- Page text:
────────────────────
Re: Thoughts on Cloudpickle Update

Hyukjin Kwon Fri, 19 Jan 2018 01:33:08 -0800

Yea, that sounds good to me.

2018-01-19 18:29 GMT+09:00 Holden Karau <[email protected]>:


> So it is pretty core, but its one of the better indirectly tested
> components. I think probably the most reasonable path is to see what the
> diff ends up looking like and make a call at that point for if we want it
> to go to master or master & branch-2.3?
>
> On Fri, Jan 19, 2018 at 12:30 AM, Hyukjin Kwon <[email protected]>
> wrote:
>
>> > So given that it fixes some real world bugs, any particular reason
>> why? Would you be comfortable with doing it in 2.3.1?
────────────────────
- Supplied records:
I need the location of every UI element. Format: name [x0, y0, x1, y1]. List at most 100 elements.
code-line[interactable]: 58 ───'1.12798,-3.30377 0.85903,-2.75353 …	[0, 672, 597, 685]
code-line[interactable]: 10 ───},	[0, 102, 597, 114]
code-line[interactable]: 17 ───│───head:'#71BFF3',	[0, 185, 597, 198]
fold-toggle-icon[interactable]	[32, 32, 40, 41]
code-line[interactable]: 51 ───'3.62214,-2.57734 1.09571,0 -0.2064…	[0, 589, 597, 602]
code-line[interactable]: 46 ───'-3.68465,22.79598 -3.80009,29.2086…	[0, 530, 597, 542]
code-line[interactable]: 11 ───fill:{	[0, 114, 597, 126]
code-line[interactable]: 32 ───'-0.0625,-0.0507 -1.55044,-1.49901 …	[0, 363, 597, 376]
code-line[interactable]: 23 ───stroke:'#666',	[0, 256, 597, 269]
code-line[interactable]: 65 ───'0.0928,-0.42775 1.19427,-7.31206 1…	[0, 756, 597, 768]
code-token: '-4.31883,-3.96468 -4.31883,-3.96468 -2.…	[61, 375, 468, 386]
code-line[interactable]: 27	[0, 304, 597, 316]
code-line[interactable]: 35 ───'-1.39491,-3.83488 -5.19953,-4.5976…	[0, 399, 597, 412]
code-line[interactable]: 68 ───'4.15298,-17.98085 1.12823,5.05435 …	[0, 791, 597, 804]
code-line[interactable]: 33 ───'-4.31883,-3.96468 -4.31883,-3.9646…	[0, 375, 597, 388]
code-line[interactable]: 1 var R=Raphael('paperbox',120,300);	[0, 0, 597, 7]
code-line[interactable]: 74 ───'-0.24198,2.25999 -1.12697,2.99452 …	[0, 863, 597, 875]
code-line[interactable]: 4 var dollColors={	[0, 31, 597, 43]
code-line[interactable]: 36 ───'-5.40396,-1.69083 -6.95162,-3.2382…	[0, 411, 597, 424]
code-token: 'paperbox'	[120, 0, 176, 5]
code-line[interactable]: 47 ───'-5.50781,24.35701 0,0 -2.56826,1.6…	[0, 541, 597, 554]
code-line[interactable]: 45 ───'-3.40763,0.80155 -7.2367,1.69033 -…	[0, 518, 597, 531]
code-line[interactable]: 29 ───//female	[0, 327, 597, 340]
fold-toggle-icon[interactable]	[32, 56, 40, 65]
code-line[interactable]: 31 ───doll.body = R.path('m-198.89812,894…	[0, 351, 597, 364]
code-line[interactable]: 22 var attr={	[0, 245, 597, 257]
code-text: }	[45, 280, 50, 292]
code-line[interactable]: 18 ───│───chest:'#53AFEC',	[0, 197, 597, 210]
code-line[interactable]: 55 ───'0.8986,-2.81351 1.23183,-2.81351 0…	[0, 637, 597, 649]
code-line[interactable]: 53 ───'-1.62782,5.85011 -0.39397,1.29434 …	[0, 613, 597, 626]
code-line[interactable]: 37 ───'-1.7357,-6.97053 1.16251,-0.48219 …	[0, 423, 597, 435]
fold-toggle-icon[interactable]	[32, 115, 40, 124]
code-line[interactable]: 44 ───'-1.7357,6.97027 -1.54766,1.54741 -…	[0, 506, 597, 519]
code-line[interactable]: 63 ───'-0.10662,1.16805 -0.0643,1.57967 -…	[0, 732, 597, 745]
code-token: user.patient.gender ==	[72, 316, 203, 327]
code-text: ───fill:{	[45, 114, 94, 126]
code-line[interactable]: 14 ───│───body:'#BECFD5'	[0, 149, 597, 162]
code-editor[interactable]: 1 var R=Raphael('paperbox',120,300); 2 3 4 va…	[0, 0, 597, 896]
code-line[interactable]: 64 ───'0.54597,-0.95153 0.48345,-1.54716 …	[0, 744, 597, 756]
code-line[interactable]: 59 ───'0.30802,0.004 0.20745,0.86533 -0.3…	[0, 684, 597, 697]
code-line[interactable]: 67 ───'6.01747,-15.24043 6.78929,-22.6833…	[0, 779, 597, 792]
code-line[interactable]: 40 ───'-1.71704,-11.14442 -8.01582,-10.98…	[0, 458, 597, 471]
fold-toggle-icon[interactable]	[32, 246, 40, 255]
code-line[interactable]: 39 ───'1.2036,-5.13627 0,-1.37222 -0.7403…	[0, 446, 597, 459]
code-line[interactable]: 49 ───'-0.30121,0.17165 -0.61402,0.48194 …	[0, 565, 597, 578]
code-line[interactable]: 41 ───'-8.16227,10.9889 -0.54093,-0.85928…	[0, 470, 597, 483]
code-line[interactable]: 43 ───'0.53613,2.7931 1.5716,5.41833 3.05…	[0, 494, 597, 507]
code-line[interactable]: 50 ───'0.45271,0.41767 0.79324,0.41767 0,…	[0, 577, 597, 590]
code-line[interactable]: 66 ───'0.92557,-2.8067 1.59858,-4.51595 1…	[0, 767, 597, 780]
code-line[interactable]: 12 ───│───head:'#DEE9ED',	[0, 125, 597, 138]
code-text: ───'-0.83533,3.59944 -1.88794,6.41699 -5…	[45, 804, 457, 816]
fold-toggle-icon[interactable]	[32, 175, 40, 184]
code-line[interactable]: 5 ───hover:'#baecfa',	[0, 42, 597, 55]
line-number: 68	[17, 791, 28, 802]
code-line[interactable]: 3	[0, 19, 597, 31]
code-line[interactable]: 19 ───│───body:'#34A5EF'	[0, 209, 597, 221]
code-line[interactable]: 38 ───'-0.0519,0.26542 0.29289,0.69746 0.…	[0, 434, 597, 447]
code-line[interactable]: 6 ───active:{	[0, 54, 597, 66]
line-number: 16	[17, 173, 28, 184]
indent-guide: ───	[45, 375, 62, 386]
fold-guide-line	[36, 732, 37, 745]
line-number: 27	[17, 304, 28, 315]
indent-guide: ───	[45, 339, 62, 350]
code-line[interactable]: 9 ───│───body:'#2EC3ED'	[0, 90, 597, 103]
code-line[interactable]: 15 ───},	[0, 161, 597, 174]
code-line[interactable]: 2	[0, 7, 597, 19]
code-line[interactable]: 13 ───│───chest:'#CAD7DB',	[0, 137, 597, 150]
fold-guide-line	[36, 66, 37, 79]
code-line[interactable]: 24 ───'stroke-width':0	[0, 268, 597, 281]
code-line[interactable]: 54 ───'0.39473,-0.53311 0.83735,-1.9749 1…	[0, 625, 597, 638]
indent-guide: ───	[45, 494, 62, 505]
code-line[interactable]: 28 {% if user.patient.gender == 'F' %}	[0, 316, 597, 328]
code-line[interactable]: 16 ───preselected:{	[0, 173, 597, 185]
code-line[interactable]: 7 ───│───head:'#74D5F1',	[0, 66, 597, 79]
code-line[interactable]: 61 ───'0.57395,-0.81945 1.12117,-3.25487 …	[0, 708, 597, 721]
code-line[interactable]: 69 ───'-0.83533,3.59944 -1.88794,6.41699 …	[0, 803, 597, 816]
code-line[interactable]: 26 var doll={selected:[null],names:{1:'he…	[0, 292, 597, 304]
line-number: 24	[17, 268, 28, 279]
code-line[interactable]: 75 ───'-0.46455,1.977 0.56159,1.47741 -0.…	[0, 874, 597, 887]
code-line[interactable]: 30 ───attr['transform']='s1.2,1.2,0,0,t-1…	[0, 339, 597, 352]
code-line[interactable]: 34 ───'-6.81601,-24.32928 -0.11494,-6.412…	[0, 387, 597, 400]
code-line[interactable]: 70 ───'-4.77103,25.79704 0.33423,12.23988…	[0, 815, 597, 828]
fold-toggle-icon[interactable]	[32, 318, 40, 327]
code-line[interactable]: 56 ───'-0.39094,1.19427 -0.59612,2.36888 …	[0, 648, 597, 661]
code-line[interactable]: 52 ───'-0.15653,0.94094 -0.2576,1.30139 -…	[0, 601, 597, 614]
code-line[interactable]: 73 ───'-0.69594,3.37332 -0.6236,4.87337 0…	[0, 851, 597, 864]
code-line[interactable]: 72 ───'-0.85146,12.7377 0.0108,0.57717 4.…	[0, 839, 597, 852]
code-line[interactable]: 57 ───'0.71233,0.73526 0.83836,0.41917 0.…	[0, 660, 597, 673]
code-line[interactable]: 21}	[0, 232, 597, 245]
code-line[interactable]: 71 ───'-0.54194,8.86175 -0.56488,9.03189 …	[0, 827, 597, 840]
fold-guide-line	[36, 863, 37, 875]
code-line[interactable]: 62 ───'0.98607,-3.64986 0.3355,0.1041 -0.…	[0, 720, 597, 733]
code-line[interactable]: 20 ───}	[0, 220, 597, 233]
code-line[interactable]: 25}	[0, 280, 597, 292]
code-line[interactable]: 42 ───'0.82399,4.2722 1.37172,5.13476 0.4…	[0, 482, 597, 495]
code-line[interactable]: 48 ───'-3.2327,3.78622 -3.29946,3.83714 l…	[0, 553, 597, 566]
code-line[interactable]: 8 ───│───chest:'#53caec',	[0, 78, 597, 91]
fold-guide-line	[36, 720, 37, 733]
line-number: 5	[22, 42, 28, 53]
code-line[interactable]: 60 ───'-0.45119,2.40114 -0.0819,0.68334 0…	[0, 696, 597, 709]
────────────────────
- Task: Reproduce the Cloudpickle update message from "Yea, that sounds" to "master & branch-2.3?", substituting "patch" for "diff".

- Output:
Yea, that sounds good to me.

2018-01-19 18:29 GMT+09:00 Holden Karau <[email protected]>:


> So it is pretty core, but its one of the better indirectly tested
> components. I think probably the most reasonable path is to see what the
> patch ends up looking like and make a call at that point for if we want it
> to go to master or master & branch-2.3?